PROBLEM STATEMENT -
Write out the listing below in full and exactly, leaving out every picture.

:: DATA LINES ::

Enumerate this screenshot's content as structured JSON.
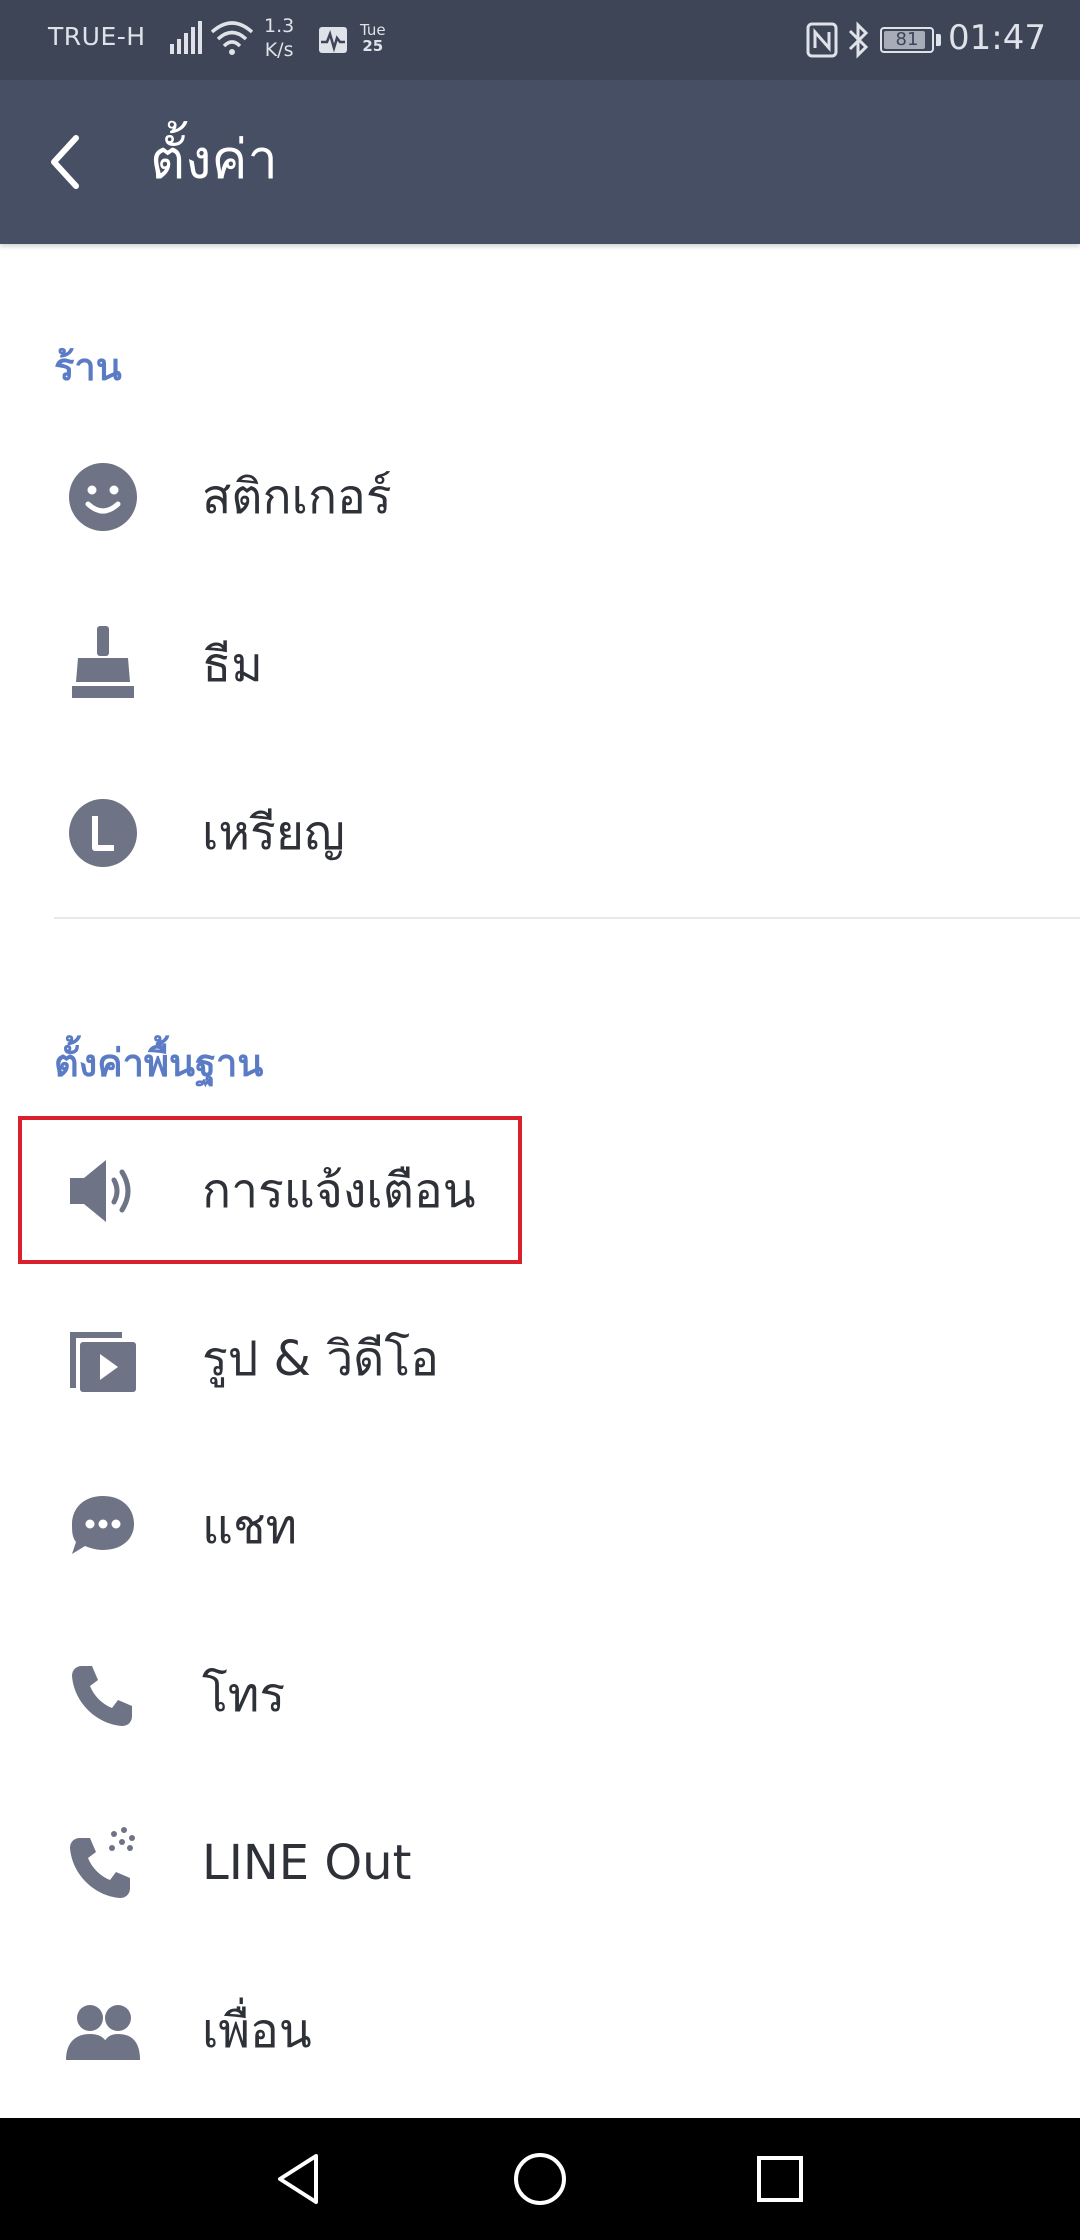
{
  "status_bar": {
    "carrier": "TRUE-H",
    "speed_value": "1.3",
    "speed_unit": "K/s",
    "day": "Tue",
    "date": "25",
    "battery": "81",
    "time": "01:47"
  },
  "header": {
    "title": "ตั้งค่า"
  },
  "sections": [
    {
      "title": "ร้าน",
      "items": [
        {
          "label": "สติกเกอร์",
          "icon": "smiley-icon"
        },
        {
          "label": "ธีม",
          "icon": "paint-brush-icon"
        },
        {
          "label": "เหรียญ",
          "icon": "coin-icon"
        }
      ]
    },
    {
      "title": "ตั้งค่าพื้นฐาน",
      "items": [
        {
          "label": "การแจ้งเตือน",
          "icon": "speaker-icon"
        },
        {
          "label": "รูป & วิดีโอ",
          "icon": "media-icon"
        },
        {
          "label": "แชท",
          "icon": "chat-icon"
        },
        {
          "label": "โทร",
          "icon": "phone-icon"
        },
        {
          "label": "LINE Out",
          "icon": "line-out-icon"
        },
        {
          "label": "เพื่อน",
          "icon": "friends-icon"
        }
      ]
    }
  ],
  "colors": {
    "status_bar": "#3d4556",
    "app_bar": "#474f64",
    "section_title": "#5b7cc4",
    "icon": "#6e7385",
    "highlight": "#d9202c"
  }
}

:::

EXERCISE OUTPUT -
Enumerate this screenshot's content as structured JSON.
{
  "status_bar": {
    "carrier": "TRUE-H",
    "speed_value": "1.3",
    "speed_unit": "K/s",
    "day": "Tue",
    "date": "25",
    "battery": "81",
    "time": "01:47"
  },
  "header": {
    "title": "ตั้งค่า"
  },
  "sections": [
    {
      "title": "ร้าน",
      "items": [
        {
          "label": "สติกเกอร์",
          "icon": "smiley-icon"
        },
        {
          "label": "ธีม",
          "icon": "paint-brush-icon"
        },
        {
          "label": "เหรียญ",
          "icon": "coin-icon"
        }
      ]
    },
    {
      "title": "ตั้งค่าพื้นฐาน",
      "items": [
        {
          "label": "การแจ้งเตือน",
          "icon": "speaker-icon"
        },
        {
          "label": "รูป & วิดีโอ",
          "icon": "media-icon"
        },
        {
          "label": "แชท",
          "icon": "chat-icon"
        },
        {
          "label": "โทร",
          "icon": "phone-icon"
        },
        {
          "label": "LINE Out",
          "icon": "line-out-icon"
        },
        {
          "label": "เพื่อน",
          "icon": "friends-icon"
        }
      ]
    }
  ],
  "colors": {
    "status_bar": "#3d4556",
    "app_bar": "#474f64",
    "section_title": "#5b7cc4",
    "icon": "#6e7385",
    "highlight": "#d9202c"
  }
}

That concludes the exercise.